START DATASET RECORDS

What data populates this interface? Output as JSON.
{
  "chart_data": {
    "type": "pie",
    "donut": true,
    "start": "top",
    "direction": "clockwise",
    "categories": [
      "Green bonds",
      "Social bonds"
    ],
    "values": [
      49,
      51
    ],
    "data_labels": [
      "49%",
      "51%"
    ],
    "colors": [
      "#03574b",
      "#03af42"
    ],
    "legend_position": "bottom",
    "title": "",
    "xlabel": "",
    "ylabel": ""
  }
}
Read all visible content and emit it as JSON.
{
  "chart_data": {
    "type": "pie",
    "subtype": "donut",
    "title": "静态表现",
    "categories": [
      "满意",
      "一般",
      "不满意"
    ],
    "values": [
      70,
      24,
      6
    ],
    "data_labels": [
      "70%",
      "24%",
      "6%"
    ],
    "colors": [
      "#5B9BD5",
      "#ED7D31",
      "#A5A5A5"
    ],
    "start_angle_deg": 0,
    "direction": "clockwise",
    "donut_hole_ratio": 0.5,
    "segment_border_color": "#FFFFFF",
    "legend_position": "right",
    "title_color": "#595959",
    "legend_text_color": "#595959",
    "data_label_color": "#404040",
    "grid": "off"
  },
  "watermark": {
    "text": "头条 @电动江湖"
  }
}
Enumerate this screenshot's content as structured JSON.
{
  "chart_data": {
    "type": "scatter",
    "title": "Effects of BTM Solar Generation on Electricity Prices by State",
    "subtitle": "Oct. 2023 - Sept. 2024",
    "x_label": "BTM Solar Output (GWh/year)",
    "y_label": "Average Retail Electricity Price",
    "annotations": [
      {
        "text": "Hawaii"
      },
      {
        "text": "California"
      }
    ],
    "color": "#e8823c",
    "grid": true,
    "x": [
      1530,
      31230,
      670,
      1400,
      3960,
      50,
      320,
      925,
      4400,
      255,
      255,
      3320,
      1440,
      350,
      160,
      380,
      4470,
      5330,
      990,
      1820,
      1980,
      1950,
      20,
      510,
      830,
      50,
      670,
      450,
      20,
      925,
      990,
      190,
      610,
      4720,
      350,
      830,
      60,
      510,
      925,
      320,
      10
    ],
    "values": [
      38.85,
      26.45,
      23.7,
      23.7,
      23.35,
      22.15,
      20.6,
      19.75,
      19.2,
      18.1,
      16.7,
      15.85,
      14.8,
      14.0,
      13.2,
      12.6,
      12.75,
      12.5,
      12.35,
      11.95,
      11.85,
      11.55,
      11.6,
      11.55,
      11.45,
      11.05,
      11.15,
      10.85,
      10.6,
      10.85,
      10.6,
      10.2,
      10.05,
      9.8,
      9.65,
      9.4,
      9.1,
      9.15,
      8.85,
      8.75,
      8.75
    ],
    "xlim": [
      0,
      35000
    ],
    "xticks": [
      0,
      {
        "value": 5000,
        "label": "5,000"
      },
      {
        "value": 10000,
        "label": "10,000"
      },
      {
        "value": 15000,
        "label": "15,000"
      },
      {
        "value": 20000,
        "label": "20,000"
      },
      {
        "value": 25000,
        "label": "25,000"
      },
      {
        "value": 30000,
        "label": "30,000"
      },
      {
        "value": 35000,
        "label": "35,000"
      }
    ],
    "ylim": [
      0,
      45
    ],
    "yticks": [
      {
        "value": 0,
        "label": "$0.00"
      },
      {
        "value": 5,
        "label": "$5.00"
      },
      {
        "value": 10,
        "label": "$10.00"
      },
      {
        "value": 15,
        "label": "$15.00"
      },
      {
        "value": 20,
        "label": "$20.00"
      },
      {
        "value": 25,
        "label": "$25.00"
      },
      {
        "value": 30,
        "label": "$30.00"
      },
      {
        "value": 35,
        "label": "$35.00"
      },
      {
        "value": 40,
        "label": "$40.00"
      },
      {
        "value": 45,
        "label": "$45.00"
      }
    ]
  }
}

END DATASET RECORDS

INSTRUCTION → Give all of the entries again, word for word.

WRITTEN ANSWER →
What data populates this interface? Output as JSON.
{
  "chart_data": {
    "type": "pie",
    "donut": true,
    "start": "top",
    "direction": "clockwise",
    "categories": [
      "Green bonds",
      "Social bonds"
    ],
    "values": [
      49,
      51
    ],
    "data_labels": [
      "49%",
      "51%"
    ],
    "colors": [
      "#03574b",
      "#03af42"
    ],
    "legend_position": "bottom",
    "title": "",
    "xlabel": "",
    "ylabel": ""
  }
}
Read all visible content and emit it as JSON.
{
  "chart_data": {
    "type": "pie",
    "subtype": "donut",
    "title": "静态表现",
    "categories": [
      "满意",
      "一般",
      "不满意"
    ],
    "values": [
      70,
      24,
      6
    ],
    "data_labels": [
      "70%",
      "24%",
      "6%"
    ],
    "colors": [
      "#5B9BD5",
      "#ED7D31",
      "#A5A5A5"
    ],
    "start_angle_deg": 0,
    "direction": "clockwise",
    "donut_hole_ratio": 0.5,
    "segment_border_color": "#FFFFFF",
    "legend_position": "right",
    "title_color": "#595959",
    "legend_text_color": "#595959",
    "data_label_color": "#404040",
    "grid": "off"
  },
  "watermark": {
    "text": "头条 @电动江湖"
  }
}
Enumerate this screenshot's content as structured JSON.
{
  "chart_data": {
    "type": "scatter",
    "title": "Effects of BTM Solar Generation on Electricity Prices by State",
    "subtitle": "Oct. 2023 - Sept. 2024",
    "x_label": "BTM Solar Output (GWh/year)",
    "y_label": "Average Retail Electricity Price",
    "annotations": [
      {
        "text": "Hawaii"
      },
      {
        "text": "California"
      }
    ],
    "color": "#e8823c",
    "grid": true,
    "x": [
      1530,
      31230,
      670,
      1400,
      3960,
      50,
      320,
      925,
      4400,
      255,
      255,
      3320,
      1440,
      350,
      160,
      380,
      4470,
      5330,
      990,
      1820,
      1980,
      1950,
      20,
      510,
      830,
      50,
      670,
      450,
      20,
      925,
      990,
      190,
      610,
      4720,
      350,
      830,
      60,
      510,
      925,
      320,
      10
    ],
    "values": [
      38.85,
      26.45,
      23.7,
      23.7,
      23.35,
      22.15,
      20.6,
      19.75,
      19.2,
      18.1,
      16.7,
      15.85,
      14.8,
      14.0,
      13.2,
      12.6,
      12.75,
      12.5,
      12.35,
      11.95,
      11.85,
      11.55,
      11.6,
      11.55,
      11.45,
      11.05,
      11.15,
      10.85,
      10.6,
      10.85,
      10.6,
      10.2,
      10.05,
      9.8,
      9.65,
      9.4,
      9.1,
      9.15,
      8.85,
      8.75,
      8.75
    ],
    "xlim": [
      0,
      35000
    ],
    "xticks": [
      0,
      {
        "value": 5000,
        "label": "5,000"
      },
      {
        "value": 10000,
        "label": "10,000"
      },
      {
        "value": 15000,
        "label": "15,000"
      },
      {
        "value": 20000,
        "label": "20,000"
      },
      {
        "value": 25000,
        "label": "25,000"
      },
      {
        "value": 30000,
        "label": "30,000"
      },
      {
        "value": 35000,
        "label": "35,000"
      }
    ],
    "ylim": [
      0,
      45
    ],
    "yticks": [
      {
        "value": 0,
        "label": "$0.00"
      },
      {
        "value": 5,
        "label": "$5.00"
      },
      {
        "value": 10,
        "label": "$10.00"
      },
      {
        "value": 15,
        "label": "$15.00"
      },
      {
        "value": 20,
        "label": "$20.00"
      },
      {
        "value": 25,
        "label": "$25.00"
      },
      {
        "value": 30,
        "label": "$30.00"
      },
      {
        "value": 35,
        "label": "$35.00"
      },
      {
        "value": 40,
        "label": "$40.00"
      },
      {
        "value": 45,
        "label": "$45.00"
      }
    ]
  }
}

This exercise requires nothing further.